* [SHORT PROBLEM]:
Your copy of the material below should match it exactly, except that it holds no pictures.

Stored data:
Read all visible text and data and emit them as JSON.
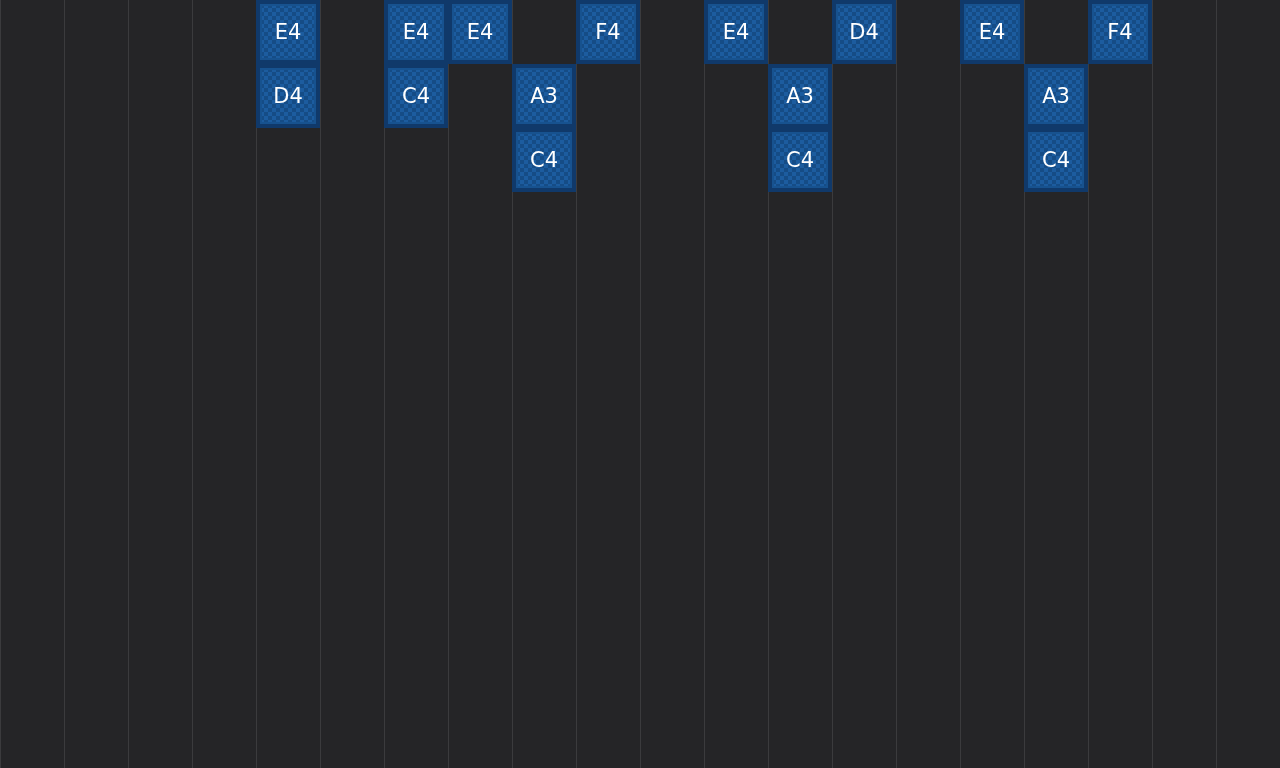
{
  "rows": [
    [
      {
        "kind": "empty"
      },
      {
        "kind": "empty"
      },
      {
        "kind": "empty"
      },
      {
        "kind": "empty"
      },
      {
        "kind": "note",
        "label": "E4"
      },
      {
        "kind": "empty"
      },
      {
        "kind": "note",
        "label": "E4"
      },
      {
        "kind": "note",
        "label": "E4"
      },
      {
        "kind": "empty"
      },
      {
        "kind": "note",
        "label": "F4"
      },
      {
        "kind": "empty"
      },
      {
        "kind": "note",
        "label": "E4"
      },
      {
        "kind": "empty"
      },
      {
        "kind": "note",
        "label": "D4"
      },
      {
        "kind": "empty"
      },
      {
        "kind": "note",
        "label": "E4"
      },
      {
        "kind": "empty"
      },
      {
        "kind": "note",
        "label": "F4"
      },
      {
        "kind": "empty"
      },
      {
        "kind": "empty"
      }
    ],
    [
      {
        "kind": "empty"
      },
      {
        "kind": "empty"
      },
      {
        "kind": "empty"
      },
      {
        "kind": "empty"
      },
      {
        "kind": "note",
        "label": "D4"
      },
      {
        "kind": "empty"
      },
      {
        "kind": "note",
        "label": "C4"
      },
      {
        "kind": "empty"
      },
      {
        "kind": "note",
        "label": "A3"
      },
      {
        "kind": "empty"
      },
      {
        "kind": "empty"
      },
      {
        "kind": "empty"
      },
      {
        "kind": "note",
        "label": "A3"
      },
      {
        "kind": "empty"
      },
      {
        "kind": "empty"
      },
      {
        "kind": "empty"
      },
      {
        "kind": "note",
        "label": "A3"
      },
      {
        "kind": "empty"
      },
      {
        "kind": "empty"
      },
      {
        "kind": "empty"
      }
    ],
    [
      {
        "kind": "empty"
      },
      {
        "kind": "empty"
      },
      {
        "kind": "empty"
      },
      {
        "kind": "empty"
      },
      {
        "kind": "empty"
      },
      {
        "kind": "empty"
      },
      {
        "kind": "empty"
      },
      {
        "kind": "empty"
      },
      {
        "kind": "note",
        "label": "C4"
      },
      {
        "kind": "empty"
      },
      {
        "kind": "empty"
      },
      {
        "kind": "empty"
      },
      {
        "kind": "note",
        "label": "C4"
      },
      {
        "kind": "empty"
      },
      {
        "kind": "empty"
      },
      {
        "kind": "empty"
      },
      {
        "kind": "note",
        "label": "C4"
      },
      {
        "kind": "empty"
      },
      {
        "kind": "empty"
      },
      {
        "kind": "empty"
      }
    ]
  ]
}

* [RESPONSE TO THE EXERCISE]:
Read all visible text and data and emit them as JSON.
{
  "rows": [
    [
      {
        "kind": "empty"
      },
      {
        "kind": "empty"
      },
      {
        "kind": "empty"
      },
      {
        "kind": "empty"
      },
      {
        "kind": "note",
        "label": "E4"
      },
      {
        "kind": "empty"
      },
      {
        "kind": "note",
        "label": "E4"
      },
      {
        "kind": "note",
        "label": "E4"
      },
      {
        "kind": "empty"
      },
      {
        "kind": "note",
        "label": "F4"
      },
      {
        "kind": "empty"
      },
      {
        "kind": "note",
        "label": "E4"
      },
      {
        "kind": "empty"
      },
      {
        "kind": "note",
        "label": "D4"
      },
      {
        "kind": "empty"
      },
      {
        "kind": "note",
        "label": "E4"
      },
      {
        "kind": "empty"
      },
      {
        "kind": "note",
        "label": "F4"
      },
      {
        "kind": "empty"
      },
      {
        "kind": "empty"
      }
    ],
    [
      {
        "kind": "empty"
      },
      {
        "kind": "empty"
      },
      {
        "kind": "empty"
      },
      {
        "kind": "empty"
      },
      {
        "kind": "note",
        "label": "D4"
      },
      {
        "kind": "empty"
      },
      {
        "kind": "note",
        "label": "C4"
      },
      {
        "kind": "empty"
      },
      {
        "kind": "note",
        "label": "A3"
      },
      {
        "kind": "empty"
      },
      {
        "kind": "empty"
      },
      {
        "kind": "empty"
      },
      {
        "kind": "note",
        "label": "A3"
      },
      {
        "kind": "empty"
      },
      {
        "kind": "empty"
      },
      {
        "kind": "empty"
      },
      {
        "kind": "note",
        "label": "A3"
      },
      {
        "kind": "empty"
      },
      {
        "kind": "empty"
      },
      {
        "kind": "empty"
      }
    ],
    [
      {
        "kind": "empty"
      },
      {
        "kind": "empty"
      },
      {
        "kind": "empty"
      },
      {
        "kind": "empty"
      },
      {
        "kind": "empty"
      },
      {
        "kind": "empty"
      },
      {
        "kind": "empty"
      },
      {
        "kind": "empty"
      },
      {
        "kind": "note",
        "label": "C4"
      },
      {
        "kind": "empty"
      },
      {
        "kind": "empty"
      },
      {
        "kind": "empty"
      },
      {
        "kind": "note",
        "label": "C4"
      },
      {
        "kind": "empty"
      },
      {
        "kind": "empty"
      },
      {
        "kind": "empty"
      },
      {
        "kind": "note",
        "label": "C4"
      },
      {
        "kind": "empty"
      },
      {
        "kind": "empty"
      },
      {
        "kind": "empty"
      }
    ]
  ]
}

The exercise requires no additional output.